-- SHORT PROBLEM --
Rename "Residential building" to "Dwelling" in the data lines from the one containing "Residential building: [306, 90, 310, 92]" through the one containing "Residential building: [111, 138, 116, 140]", inclusive. Reproduce only those lines, with nothing else altered.

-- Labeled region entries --
## begin
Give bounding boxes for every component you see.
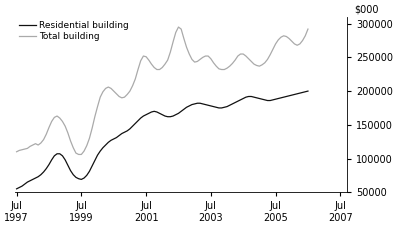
Residential building: [306, 90, 310, 92]
Residential building: [171, 115, 175, 117]
Line: Total building: Total building: [17, 27, 308, 154]
Total building: [14, 151, 19, 153]
Residential building: [206, 104, 210, 107]
Residential building: [111, 138, 116, 140]
Total building: [98, 96, 102, 99]
Total building: [36, 144, 40, 146]
Line: Residential building: Residential building: [17, 91, 308, 189]
Residential building: [95, 154, 100, 156]
Residential building: [36, 175, 40, 178]
Total building: [173, 31, 178, 34]
Total building: [114, 92, 119, 95]
Residential building: [14, 188, 19, 190]
Legend: Residential building, Total building: Residential building, Total building: [18, 20, 131, 43]
Residential building: [173, 113, 178, 116]
Total building: [176, 26, 181, 28]
Total building: [179, 28, 183, 30]
Text: $000: $000: [354, 4, 378, 14]
Total building: [306, 28, 310, 30]
Total building: [211, 62, 216, 64]
Total building: [76, 153, 81, 156]
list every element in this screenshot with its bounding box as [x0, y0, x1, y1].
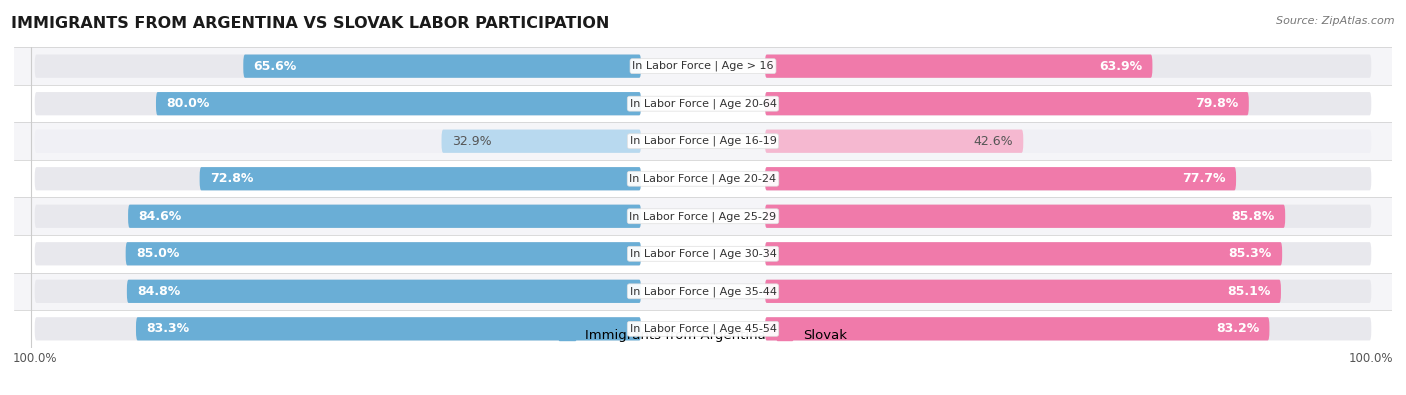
- FancyBboxPatch shape: [765, 55, 1371, 78]
- FancyBboxPatch shape: [128, 205, 641, 228]
- Text: In Labor Force | Age 16-19: In Labor Force | Age 16-19: [630, 136, 776, 147]
- Text: 85.3%: 85.3%: [1229, 247, 1272, 260]
- Bar: [14, 85, 1392, 122]
- Text: 85.1%: 85.1%: [1227, 285, 1271, 298]
- Bar: [14, 273, 1392, 310]
- Bar: [14, 160, 1392, 198]
- FancyBboxPatch shape: [765, 280, 1281, 303]
- FancyBboxPatch shape: [765, 205, 1285, 228]
- FancyBboxPatch shape: [765, 317, 1270, 340]
- FancyBboxPatch shape: [35, 242, 641, 265]
- Text: 32.9%: 32.9%: [451, 135, 492, 148]
- Text: 84.8%: 84.8%: [138, 285, 180, 298]
- Bar: [14, 122, 1392, 160]
- Text: In Labor Force | Age 20-64: In Labor Force | Age 20-64: [630, 98, 776, 109]
- FancyBboxPatch shape: [765, 55, 1153, 78]
- FancyBboxPatch shape: [765, 92, 1249, 115]
- Text: 42.6%: 42.6%: [973, 135, 1012, 148]
- FancyBboxPatch shape: [243, 55, 641, 78]
- FancyBboxPatch shape: [765, 242, 1282, 265]
- Text: In Labor Force | Age 30-34: In Labor Force | Age 30-34: [630, 248, 776, 259]
- FancyBboxPatch shape: [765, 167, 1236, 190]
- FancyBboxPatch shape: [127, 280, 641, 303]
- Text: 85.0%: 85.0%: [136, 247, 180, 260]
- FancyBboxPatch shape: [765, 317, 1371, 340]
- Text: 85.8%: 85.8%: [1232, 210, 1275, 223]
- Text: 84.6%: 84.6%: [138, 210, 181, 223]
- Bar: [14, 235, 1392, 273]
- FancyBboxPatch shape: [765, 130, 1371, 153]
- Legend: Immigrants from Argentina, Slovak: Immigrants from Argentina, Slovak: [554, 324, 852, 347]
- Text: In Labor Force | Age 35-44: In Labor Force | Age 35-44: [630, 286, 776, 297]
- FancyBboxPatch shape: [765, 205, 1371, 228]
- Bar: [14, 47, 1392, 85]
- Bar: [14, 310, 1392, 348]
- Text: 83.3%: 83.3%: [146, 322, 190, 335]
- FancyBboxPatch shape: [765, 92, 1371, 115]
- FancyBboxPatch shape: [441, 130, 641, 153]
- FancyBboxPatch shape: [765, 167, 1371, 190]
- FancyBboxPatch shape: [35, 167, 641, 190]
- Text: 79.8%: 79.8%: [1195, 97, 1239, 110]
- Text: In Labor Force | Age 20-24: In Labor Force | Age 20-24: [630, 173, 776, 184]
- Text: In Labor Force | Age 25-29: In Labor Force | Age 25-29: [630, 211, 776, 222]
- Text: 83.2%: 83.2%: [1216, 322, 1260, 335]
- Text: IMMIGRANTS FROM ARGENTINA VS SLOVAK LABOR PARTICIPATION: IMMIGRANTS FROM ARGENTINA VS SLOVAK LABO…: [11, 16, 610, 31]
- FancyBboxPatch shape: [35, 317, 641, 340]
- Text: 63.9%: 63.9%: [1099, 60, 1142, 73]
- Text: In Labor Force | Age > 16: In Labor Force | Age > 16: [633, 61, 773, 71]
- FancyBboxPatch shape: [765, 130, 1024, 153]
- FancyBboxPatch shape: [35, 92, 641, 115]
- FancyBboxPatch shape: [765, 242, 1371, 265]
- Text: Source: ZipAtlas.com: Source: ZipAtlas.com: [1277, 16, 1395, 26]
- FancyBboxPatch shape: [156, 92, 641, 115]
- FancyBboxPatch shape: [35, 205, 641, 228]
- Text: 65.6%: 65.6%: [253, 60, 297, 73]
- FancyBboxPatch shape: [765, 280, 1371, 303]
- FancyBboxPatch shape: [35, 55, 641, 78]
- Text: 77.7%: 77.7%: [1182, 172, 1226, 185]
- FancyBboxPatch shape: [200, 167, 641, 190]
- Text: 80.0%: 80.0%: [166, 97, 209, 110]
- Bar: [14, 198, 1392, 235]
- FancyBboxPatch shape: [125, 242, 641, 265]
- FancyBboxPatch shape: [136, 317, 641, 340]
- Text: 72.8%: 72.8%: [209, 172, 253, 185]
- FancyBboxPatch shape: [35, 130, 641, 153]
- FancyBboxPatch shape: [35, 280, 641, 303]
- Text: In Labor Force | Age 45-54: In Labor Force | Age 45-54: [630, 324, 776, 334]
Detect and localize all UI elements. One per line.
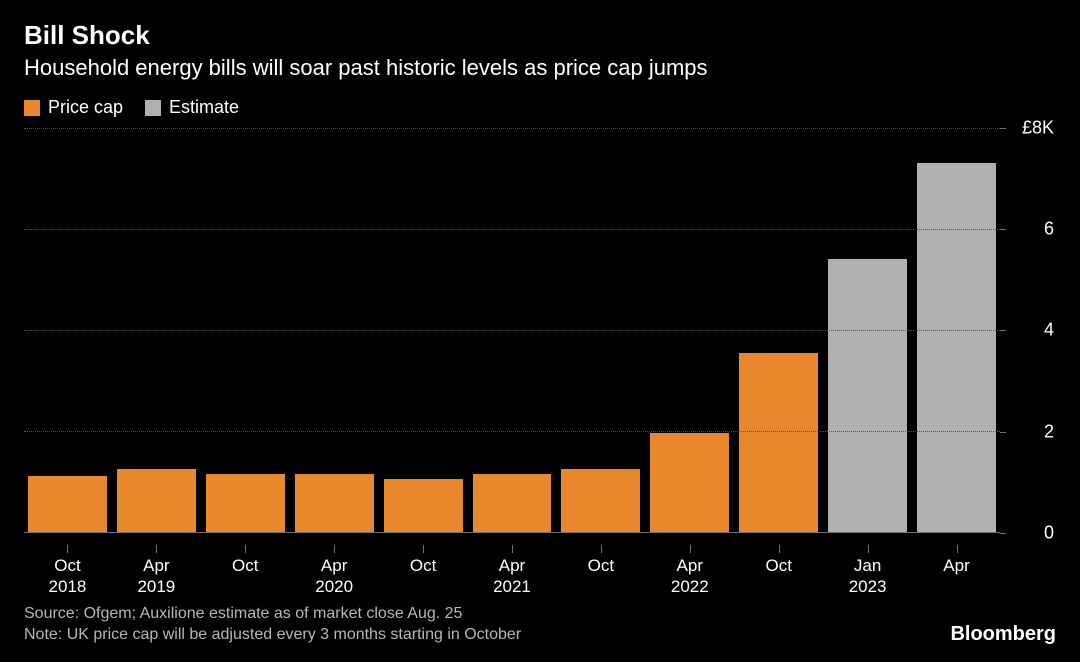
brand-label: Bloomberg — [950, 623, 1056, 646]
x-axis-area: Oct 2018 Apr 2019 Oct Apr 2020 Oct Apr 2021 Oc… — [24, 545, 1056, 601]
x-tick-label: Oct — [232, 555, 258, 576]
bar — [206, 474, 285, 532]
x-tick-mark — [512, 545, 513, 553]
legend-swatch — [145, 100, 161, 116]
x-tick-mark — [334, 545, 335, 553]
y-tick-label: 4 — [1000, 320, 1056, 341]
y-tick-mark — [1000, 128, 1006, 129]
x-tick-mark — [957, 545, 958, 553]
x-tick-label: Apr — [943, 555, 969, 576]
y-tick-mark — [1000, 432, 1006, 433]
bar — [295, 474, 374, 532]
x-tick-mark — [156, 545, 157, 553]
x-tick-label: Oct 2018 — [49, 555, 87, 598]
x-tick-label: Apr 2020 — [315, 555, 353, 598]
bar — [739, 353, 818, 532]
y-tick-label: 6 — [1000, 219, 1056, 240]
note-line: Note: UK price cap will be adjusted ever… — [24, 624, 1056, 646]
chart-plot-wrap: 0246£8K — [24, 128, 1056, 533]
y-tick-label: 0 — [1000, 522, 1056, 543]
chart-footer: Source: Ofgem; Auxilione estimate as of … — [24, 603, 1056, 646]
gridline — [24, 128, 1000, 129]
x-tick-mark — [690, 545, 691, 553]
y-tick-label: 2 — [1000, 421, 1056, 442]
y-tick-mark — [1000, 330, 1006, 331]
legend: Price cap Estimate — [24, 97, 1056, 118]
gridline — [24, 330, 1000, 331]
legend-item: Estimate — [145, 97, 239, 118]
chart-container: Bill Shock Household energy bills will s… — [0, 0, 1080, 662]
legend-label: Price cap — [48, 97, 123, 118]
source-line: Source: Ofgem; Auxilione estimate as of … — [24, 603, 1056, 625]
x-tick-label: Oct — [410, 555, 436, 576]
bar — [28, 476, 107, 532]
x-tick-mark — [779, 545, 780, 553]
x-tick-label: Apr 2022 — [671, 555, 709, 598]
x-tick-label: Oct — [588, 555, 614, 576]
x-tick-mark — [601, 545, 602, 553]
bar — [917, 163, 996, 531]
x-tick-label: Jan 2023 — [849, 555, 887, 598]
legend-item: Price cap — [24, 97, 123, 118]
x-tick-mark — [67, 545, 68, 553]
chart-title: Bill Shock — [24, 20, 1056, 51]
x-tick-mark — [423, 545, 424, 553]
bar — [561, 469, 640, 532]
y-tick-mark — [1000, 533, 1006, 534]
chart-subtitle: Household energy bills will soar past hi… — [24, 55, 1056, 81]
bar — [384, 479, 463, 532]
y-tick-mark — [1000, 229, 1006, 230]
y-axis: 0246£8K — [1000, 128, 1056, 533]
x-tick-label: Apr 2021 — [493, 555, 531, 598]
y-tick-label: £8K — [1000, 118, 1056, 139]
bar — [650, 433, 729, 531]
plot-area — [24, 128, 1000, 533]
x-tick-mark — [245, 545, 246, 553]
legend-swatch — [24, 100, 40, 116]
bar — [828, 259, 907, 532]
bar — [473, 474, 552, 532]
gridline — [24, 431, 1000, 432]
x-tick-mark — [868, 545, 869, 553]
legend-label: Estimate — [169, 97, 239, 118]
x-tick-label: Oct — [765, 555, 791, 576]
bar — [117, 469, 196, 532]
gridline — [24, 229, 1000, 230]
x-tick-label: Apr 2019 — [137, 555, 175, 598]
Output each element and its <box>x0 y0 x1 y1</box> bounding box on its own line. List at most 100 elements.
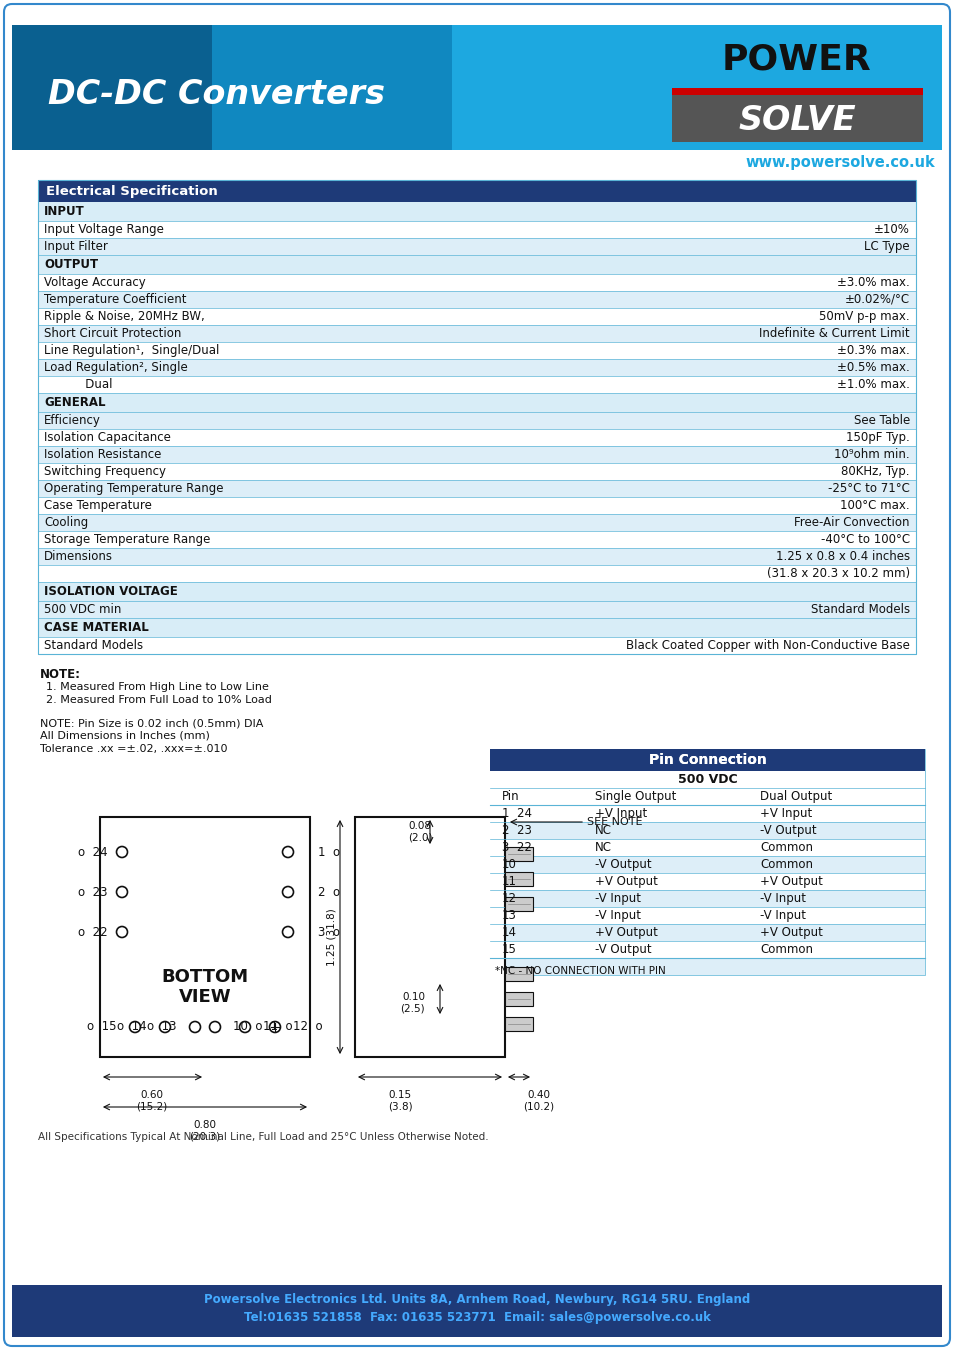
## end
-- ANSWER TO THIS PROBLEM --
Dwelling: [306, 90, 310, 92]
Dwelling: [171, 115, 175, 117]
Line: Total building: Total building: [17, 27, 308, 154]
Total building: [14, 151, 19, 153]
Dwelling: [206, 104, 210, 107]
Dwelling: [111, 138, 116, 140]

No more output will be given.